## DATA EXCERPTS:
◆ ◆ ◆
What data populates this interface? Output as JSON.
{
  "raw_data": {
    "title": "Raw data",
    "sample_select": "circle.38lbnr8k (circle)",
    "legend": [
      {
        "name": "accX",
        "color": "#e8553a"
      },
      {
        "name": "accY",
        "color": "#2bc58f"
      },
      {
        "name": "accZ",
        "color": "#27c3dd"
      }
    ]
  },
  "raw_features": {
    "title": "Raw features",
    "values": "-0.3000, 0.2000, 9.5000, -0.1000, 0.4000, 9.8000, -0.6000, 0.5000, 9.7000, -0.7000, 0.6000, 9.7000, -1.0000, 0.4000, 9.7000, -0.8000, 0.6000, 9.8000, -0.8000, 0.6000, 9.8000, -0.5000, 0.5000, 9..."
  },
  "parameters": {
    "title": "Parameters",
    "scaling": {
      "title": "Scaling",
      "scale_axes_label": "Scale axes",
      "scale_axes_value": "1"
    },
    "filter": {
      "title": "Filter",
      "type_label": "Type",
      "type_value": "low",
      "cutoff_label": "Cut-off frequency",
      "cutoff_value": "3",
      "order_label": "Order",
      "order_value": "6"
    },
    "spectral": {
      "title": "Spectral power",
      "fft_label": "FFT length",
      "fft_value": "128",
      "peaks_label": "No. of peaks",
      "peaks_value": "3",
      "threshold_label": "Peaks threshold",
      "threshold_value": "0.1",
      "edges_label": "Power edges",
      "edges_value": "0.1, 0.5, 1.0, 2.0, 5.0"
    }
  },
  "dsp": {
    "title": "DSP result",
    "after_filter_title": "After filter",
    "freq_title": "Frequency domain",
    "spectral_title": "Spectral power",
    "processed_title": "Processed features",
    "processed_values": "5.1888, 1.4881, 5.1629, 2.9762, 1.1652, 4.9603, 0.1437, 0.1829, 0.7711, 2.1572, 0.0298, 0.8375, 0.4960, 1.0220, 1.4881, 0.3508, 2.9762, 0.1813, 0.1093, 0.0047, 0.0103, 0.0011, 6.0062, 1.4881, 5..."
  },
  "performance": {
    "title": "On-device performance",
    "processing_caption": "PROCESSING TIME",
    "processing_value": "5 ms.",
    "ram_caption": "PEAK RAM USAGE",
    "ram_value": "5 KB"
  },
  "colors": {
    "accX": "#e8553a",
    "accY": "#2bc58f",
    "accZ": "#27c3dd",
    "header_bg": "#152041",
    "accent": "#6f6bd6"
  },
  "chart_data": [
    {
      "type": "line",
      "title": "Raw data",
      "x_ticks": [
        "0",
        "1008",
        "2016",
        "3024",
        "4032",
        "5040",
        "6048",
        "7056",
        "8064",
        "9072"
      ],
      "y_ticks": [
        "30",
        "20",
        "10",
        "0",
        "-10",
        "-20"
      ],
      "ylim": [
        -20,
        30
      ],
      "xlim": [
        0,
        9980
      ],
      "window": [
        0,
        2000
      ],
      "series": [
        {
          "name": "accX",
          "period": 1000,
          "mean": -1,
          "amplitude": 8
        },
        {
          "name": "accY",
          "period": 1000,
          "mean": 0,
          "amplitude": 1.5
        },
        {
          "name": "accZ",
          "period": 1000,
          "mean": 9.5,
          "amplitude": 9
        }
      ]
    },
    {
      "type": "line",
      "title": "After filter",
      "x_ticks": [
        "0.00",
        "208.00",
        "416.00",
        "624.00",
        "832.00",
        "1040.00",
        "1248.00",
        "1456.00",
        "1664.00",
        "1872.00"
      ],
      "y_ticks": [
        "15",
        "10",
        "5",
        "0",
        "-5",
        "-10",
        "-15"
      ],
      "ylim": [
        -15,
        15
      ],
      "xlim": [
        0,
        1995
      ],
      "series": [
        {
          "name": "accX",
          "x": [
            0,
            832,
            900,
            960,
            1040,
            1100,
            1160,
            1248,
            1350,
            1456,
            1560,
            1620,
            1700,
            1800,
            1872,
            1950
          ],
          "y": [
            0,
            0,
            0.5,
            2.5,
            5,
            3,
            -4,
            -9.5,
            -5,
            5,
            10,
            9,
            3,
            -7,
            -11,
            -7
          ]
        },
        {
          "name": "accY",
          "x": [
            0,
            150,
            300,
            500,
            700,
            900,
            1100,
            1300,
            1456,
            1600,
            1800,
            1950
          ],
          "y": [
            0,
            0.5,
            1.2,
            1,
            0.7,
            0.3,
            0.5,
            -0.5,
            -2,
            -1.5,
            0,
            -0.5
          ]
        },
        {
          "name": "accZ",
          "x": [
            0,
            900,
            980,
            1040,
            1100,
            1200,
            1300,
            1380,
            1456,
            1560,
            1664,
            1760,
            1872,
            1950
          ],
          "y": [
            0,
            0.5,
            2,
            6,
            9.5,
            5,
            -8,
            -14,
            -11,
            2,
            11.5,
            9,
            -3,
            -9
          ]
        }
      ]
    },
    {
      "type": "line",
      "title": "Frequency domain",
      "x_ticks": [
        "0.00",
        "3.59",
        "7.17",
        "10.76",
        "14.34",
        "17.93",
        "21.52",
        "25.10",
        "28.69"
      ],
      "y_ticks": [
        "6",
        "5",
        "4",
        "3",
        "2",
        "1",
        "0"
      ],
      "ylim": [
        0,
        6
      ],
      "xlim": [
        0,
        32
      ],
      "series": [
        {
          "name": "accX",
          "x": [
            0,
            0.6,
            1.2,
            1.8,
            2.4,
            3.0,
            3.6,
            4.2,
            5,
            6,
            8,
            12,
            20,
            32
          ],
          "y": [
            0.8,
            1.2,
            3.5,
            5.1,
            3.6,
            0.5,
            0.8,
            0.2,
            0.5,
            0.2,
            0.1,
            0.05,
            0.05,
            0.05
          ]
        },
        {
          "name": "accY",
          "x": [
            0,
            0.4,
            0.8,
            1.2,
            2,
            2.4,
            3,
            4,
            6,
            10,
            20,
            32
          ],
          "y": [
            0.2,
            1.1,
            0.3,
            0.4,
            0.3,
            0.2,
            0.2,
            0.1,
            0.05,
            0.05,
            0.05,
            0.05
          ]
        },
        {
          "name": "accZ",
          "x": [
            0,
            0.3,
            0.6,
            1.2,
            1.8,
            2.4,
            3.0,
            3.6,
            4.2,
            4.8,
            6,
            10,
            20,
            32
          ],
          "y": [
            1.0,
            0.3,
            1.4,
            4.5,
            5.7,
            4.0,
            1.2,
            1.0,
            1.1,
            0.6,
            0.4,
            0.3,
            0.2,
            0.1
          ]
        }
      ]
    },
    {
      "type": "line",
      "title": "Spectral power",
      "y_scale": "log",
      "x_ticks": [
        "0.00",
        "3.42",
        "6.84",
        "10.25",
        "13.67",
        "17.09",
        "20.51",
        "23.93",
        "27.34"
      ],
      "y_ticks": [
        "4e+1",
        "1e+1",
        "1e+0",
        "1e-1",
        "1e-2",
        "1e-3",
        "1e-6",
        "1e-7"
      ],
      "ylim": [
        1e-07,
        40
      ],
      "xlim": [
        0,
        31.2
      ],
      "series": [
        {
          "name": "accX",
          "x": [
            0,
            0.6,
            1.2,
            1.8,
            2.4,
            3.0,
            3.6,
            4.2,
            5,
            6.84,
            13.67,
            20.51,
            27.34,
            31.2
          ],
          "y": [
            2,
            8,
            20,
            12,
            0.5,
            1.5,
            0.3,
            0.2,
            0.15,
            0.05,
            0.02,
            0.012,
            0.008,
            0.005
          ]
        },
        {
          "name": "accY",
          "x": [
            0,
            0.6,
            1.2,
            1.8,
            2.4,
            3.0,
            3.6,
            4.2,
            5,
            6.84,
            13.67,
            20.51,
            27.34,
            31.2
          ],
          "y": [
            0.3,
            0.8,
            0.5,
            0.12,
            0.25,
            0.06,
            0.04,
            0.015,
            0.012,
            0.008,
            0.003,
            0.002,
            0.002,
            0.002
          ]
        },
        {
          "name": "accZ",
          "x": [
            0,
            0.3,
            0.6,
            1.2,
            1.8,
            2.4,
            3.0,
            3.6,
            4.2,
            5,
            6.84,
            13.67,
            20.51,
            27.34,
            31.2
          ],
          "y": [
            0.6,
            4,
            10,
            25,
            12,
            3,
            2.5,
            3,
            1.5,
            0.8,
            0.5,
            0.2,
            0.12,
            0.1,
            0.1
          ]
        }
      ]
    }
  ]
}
◆ ◆ ◆
## WHAT IS REQUIRED:
List every line above that contains the word "performance".

## WRITTEN ANSWER:
  "performance": {
    "title": "On-device performance",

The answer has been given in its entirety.